* [WRITTEN EXERCISE] Write out all lines holding the word "Montant".

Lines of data
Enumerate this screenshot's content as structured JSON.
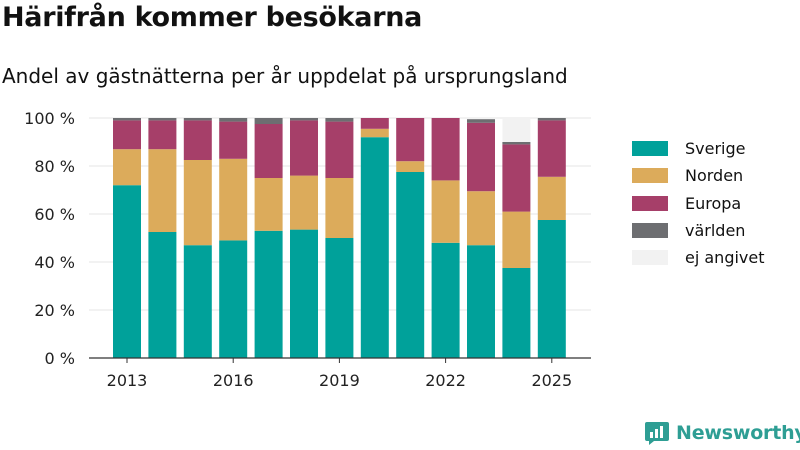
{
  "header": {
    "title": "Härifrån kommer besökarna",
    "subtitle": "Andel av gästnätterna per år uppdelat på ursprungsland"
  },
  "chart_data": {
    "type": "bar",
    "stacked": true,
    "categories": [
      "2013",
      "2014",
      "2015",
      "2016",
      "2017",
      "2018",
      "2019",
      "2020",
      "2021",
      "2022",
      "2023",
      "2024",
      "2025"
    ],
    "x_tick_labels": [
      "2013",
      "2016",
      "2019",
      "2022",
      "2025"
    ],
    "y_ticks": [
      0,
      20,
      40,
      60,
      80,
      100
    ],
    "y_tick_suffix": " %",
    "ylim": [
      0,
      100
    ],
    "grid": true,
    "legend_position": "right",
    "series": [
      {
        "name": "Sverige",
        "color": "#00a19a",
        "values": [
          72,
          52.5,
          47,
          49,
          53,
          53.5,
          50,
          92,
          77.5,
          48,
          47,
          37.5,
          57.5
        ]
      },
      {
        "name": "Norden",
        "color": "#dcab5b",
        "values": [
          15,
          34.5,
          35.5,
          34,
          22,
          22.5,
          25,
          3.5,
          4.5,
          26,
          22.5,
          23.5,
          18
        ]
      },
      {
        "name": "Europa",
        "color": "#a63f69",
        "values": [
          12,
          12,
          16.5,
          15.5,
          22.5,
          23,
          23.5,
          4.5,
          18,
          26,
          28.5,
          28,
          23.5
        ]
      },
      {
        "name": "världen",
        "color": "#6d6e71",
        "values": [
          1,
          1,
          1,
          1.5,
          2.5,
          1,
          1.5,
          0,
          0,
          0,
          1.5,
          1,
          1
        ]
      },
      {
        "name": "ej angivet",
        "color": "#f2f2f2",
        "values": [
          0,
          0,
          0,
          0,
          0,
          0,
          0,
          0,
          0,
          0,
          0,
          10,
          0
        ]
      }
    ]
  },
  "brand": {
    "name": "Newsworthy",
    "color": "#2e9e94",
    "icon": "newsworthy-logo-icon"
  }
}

...

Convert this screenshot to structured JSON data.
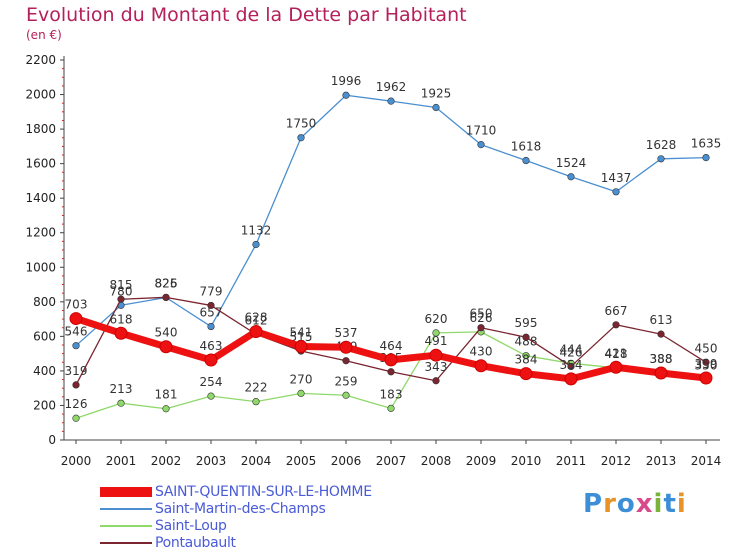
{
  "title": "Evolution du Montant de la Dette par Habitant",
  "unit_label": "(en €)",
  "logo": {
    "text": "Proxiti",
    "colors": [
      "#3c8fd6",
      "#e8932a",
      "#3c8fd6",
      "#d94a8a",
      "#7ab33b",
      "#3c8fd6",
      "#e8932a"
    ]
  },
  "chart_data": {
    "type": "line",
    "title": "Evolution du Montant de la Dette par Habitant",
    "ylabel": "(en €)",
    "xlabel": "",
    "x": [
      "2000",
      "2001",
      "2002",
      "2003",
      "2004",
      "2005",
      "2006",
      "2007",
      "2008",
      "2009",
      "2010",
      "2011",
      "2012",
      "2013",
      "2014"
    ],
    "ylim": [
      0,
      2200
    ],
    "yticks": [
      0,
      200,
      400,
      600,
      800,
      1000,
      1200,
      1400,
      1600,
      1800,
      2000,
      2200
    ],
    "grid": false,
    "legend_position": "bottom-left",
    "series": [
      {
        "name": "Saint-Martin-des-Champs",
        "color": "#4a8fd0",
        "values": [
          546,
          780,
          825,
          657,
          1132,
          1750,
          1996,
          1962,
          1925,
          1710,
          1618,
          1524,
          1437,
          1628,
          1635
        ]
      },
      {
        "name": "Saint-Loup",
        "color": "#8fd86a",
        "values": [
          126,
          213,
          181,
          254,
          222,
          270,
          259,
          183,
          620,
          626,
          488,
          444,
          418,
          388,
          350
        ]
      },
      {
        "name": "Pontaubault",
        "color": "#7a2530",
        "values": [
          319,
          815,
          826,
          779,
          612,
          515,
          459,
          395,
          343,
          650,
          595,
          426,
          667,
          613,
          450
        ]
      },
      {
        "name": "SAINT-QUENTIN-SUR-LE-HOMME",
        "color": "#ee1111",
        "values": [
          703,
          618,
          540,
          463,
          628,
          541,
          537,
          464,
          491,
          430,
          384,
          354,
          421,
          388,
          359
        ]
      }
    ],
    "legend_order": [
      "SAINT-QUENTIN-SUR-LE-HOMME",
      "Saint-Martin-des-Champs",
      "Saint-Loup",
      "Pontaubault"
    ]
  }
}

* [ANSWER TO THIS TASK]
  "title": "Evolution du Montant de la Dette par Habitant",
    "title": "Evolution du Montant de la Dette par Habitant",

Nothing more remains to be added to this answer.